# Dataset content

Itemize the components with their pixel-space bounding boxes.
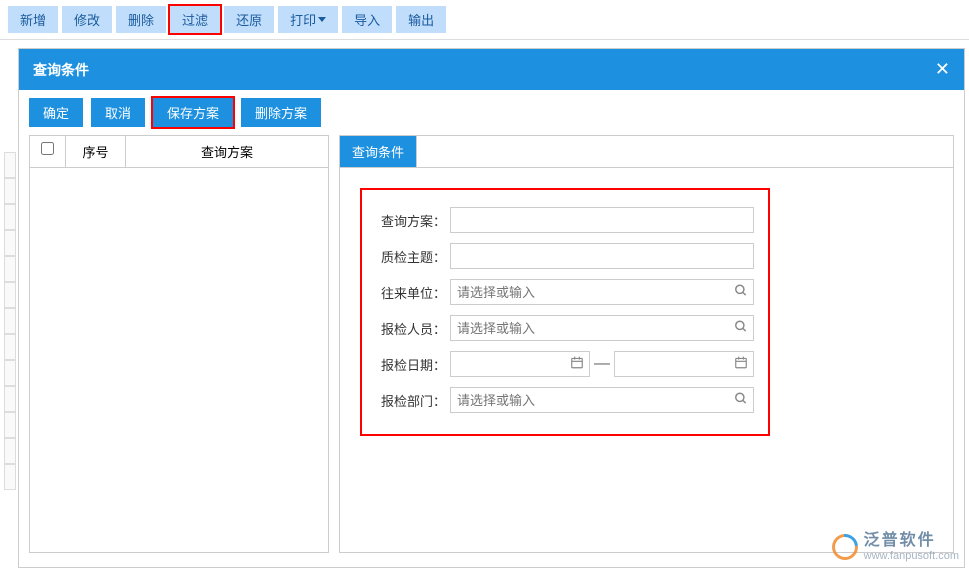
restore-button[interactable]: 还原 <box>224 6 274 33</box>
modal-header: 查询条件 ✕ <box>19 49 964 90</box>
select-all-checkbox[interactable] <box>41 142 54 155</box>
close-icon[interactable]: ✕ <box>935 59 950 80</box>
save-plan-button[interactable]: 保存方案 <box>153 98 233 127</box>
input-unit[interactable] <box>450 279 754 305</box>
input-date-to[interactable] <box>614 351 754 377</box>
input-plan[interactable] <box>450 207 754 233</box>
label-plan: 查询方案： <box>376 211 450 230</box>
label-date: 报检日期： <box>376 355 450 374</box>
print-button[interactable]: 打印 <box>278 6 338 33</box>
input-subject[interactable] <box>450 243 754 269</box>
row-inspector: 报检人员： <box>376 312 754 344</box>
filter-button[interactable]: 过滤 <box>170 6 220 33</box>
caret-down-icon <box>318 17 326 22</box>
add-button[interactable]: 新增 <box>8 6 58 33</box>
date-separator: — <box>594 355 610 373</box>
watermark-logo-icon <box>826 529 863 566</box>
watermark: 泛普软件 www.fanpusoft.com <box>832 532 959 562</box>
modal-title: 查询条件 <box>33 60 89 80</box>
input-dept[interactable] <box>450 387 754 413</box>
print-label: 打印 <box>290 10 316 29</box>
label-inspector: 报检人员： <box>376 319 450 338</box>
label-unit: 往来单位： <box>376 283 450 302</box>
row-subject: 质检主题： <box>376 240 754 272</box>
edit-button[interactable]: 修改 <box>62 6 112 33</box>
cancel-button[interactable]: 取消 <box>91 98 145 127</box>
header-checkbox-cell <box>30 136 66 167</box>
ok-button[interactable]: 确定 <box>29 98 83 127</box>
row-dept: 报检部门： <box>376 384 754 416</box>
tab-row: 查询条件 <box>340 136 953 168</box>
condition-panel: 查询条件 查询方案： 质检主题： 往来单位： <box>339 135 954 553</box>
query-modal: 查询条件 ✕ 确定 取消 保存方案 删除方案 序号 查询方案 查询条件 <box>18 48 965 568</box>
import-button[interactable]: 导入 <box>342 6 392 33</box>
modal-body: 序号 查询方案 查询条件 查询方案： 质检主题： <box>19 135 964 563</box>
input-inspector[interactable] <box>450 315 754 341</box>
delete-plan-button[interactable]: 删除方案 <box>241 98 321 127</box>
form-area: 查询方案： 质检主题： 往来单位： <box>360 188 770 436</box>
export-button[interactable]: 输出 <box>396 6 446 33</box>
plan-table-header: 序号 查询方案 <box>30 136 328 168</box>
plan-list-panel: 序号 查询方案 <box>29 135 329 553</box>
delete-button[interactable]: 删除 <box>116 6 166 33</box>
background-row-stubs <box>4 152 16 490</box>
main-toolbar: 新增 修改 删除 过滤 还原 打印 导入 输出 <box>0 0 969 40</box>
watermark-title: 泛普软件 <box>864 532 959 550</box>
input-date-from[interactable] <box>450 351 590 377</box>
label-subject: 质检主题： <box>376 247 450 266</box>
header-plan: 查询方案 <box>126 136 328 167</box>
modal-actions: 确定 取消 保存方案 删除方案 <box>19 90 964 135</box>
header-seq: 序号 <box>66 136 126 167</box>
label-dept: 报检部门： <box>376 391 450 410</box>
row-plan: 查询方案： <box>376 204 754 236</box>
tab-conditions[interactable]: 查询条件 <box>340 136 417 167</box>
row-date: 报检日期： — <box>376 348 754 380</box>
row-unit: 往来单位： <box>376 276 754 308</box>
watermark-url: www.fanpusoft.com <box>864 550 959 562</box>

# What is being asked
Convert the records from the line with "restore-button[interactable]: 还原 <box>224" up to and including the line with "form-area: 查询方案： 质检主题：" into a numbered list, omitting blank lines.

# Right answer
1. restore-button[interactable]: 还原 <box>224 6 274 33</box>
2. modal-header: 查询条件 ✕ <box>19 49 964 90</box>
3. select-all-checkbox[interactable] <box>41 142 54 155</box>
4. close-icon[interactable]: ✕ <box>935 59 950 80</box>
5. save-plan-button[interactable]: 保存方案 <box>153 98 233 127</box>
6. input-unit[interactable] <box>450 279 754 305</box>
7. input-date-to[interactable] <box>614 351 754 377</box>
8. input-plan[interactable] <box>450 207 754 233</box>
9. label-plan: 查询方案： <box>376 211 450 230</box>
10. label-date: 报检日期： <box>376 355 450 374</box>
11. print-button[interactable]: 打印 <box>278 6 338 33</box>
12. input-subject[interactable] <box>450 243 754 269</box>
13. row-inspector: 报检人员： <box>376 312 754 344</box>
14. filter-button[interactable]: 过滤 <box>170 6 220 33</box>
15. caret-down-icon <box>318 17 326 22</box>
16. add-button[interactable]: 新增 <box>8 6 58 33</box>
17. date-separator: — <box>594 355 610 373</box>
18. watermark-logo-icon <box>826 529 863 566</box>
19. watermark: 泛普软件 www.fanpusoft.com <box>832 532 959 562</box>
20. modal-title: 查询条件 <box>33 60 89 80</box>
21. input-dept[interactable] <box>450 387 754 413</box>
22. print-label: 打印 <box>290 10 316 29</box>
23. label-inspector: 报检人员： <box>376 319 450 338</box>
24. label-unit: 往来单位： <box>376 283 450 302</box>
25. row-subject: 质检主题： <box>376 240 754 272</box>
26. edit-button[interactable]: 修改 <box>62 6 112 33</box>
27. cancel-button[interactable]: 取消 <box>91 98 145 127</box>
28. header-checkbox-cell <box>30 136 66 167</box>
29. ok-button[interactable]: 确定 <box>29 98 83 127</box>
30. row-dept: 报检部门： <box>376 384 754 416</box>
31. tab-row: 查询条件 <box>340 136 953 168</box>
32. condition-panel: 查询条件 查询方案： 质检主题： 往来单位： <box>339 135 954 553</box>
33. query-modal: 查询条件 ✕ 确定 取消 保存方案 删除方案 序号 查询方案 查询条件 <box>18 48 965 568</box>
34. import-button[interactable]: 导入 <box>342 6 392 33</box>
35. modal-body: 序号 查询方案 查询条件 查询方案： 质检主题： <box>19 135 964 563</box>
36. input-inspector[interactable] <box>450 315 754 341</box>
37. delete-plan-button[interactable]: 删除方案 <box>241 98 321 127</box>
38. form-area: 查询方案： 质检主题： 往来单位： <box>360 188 770 436</box>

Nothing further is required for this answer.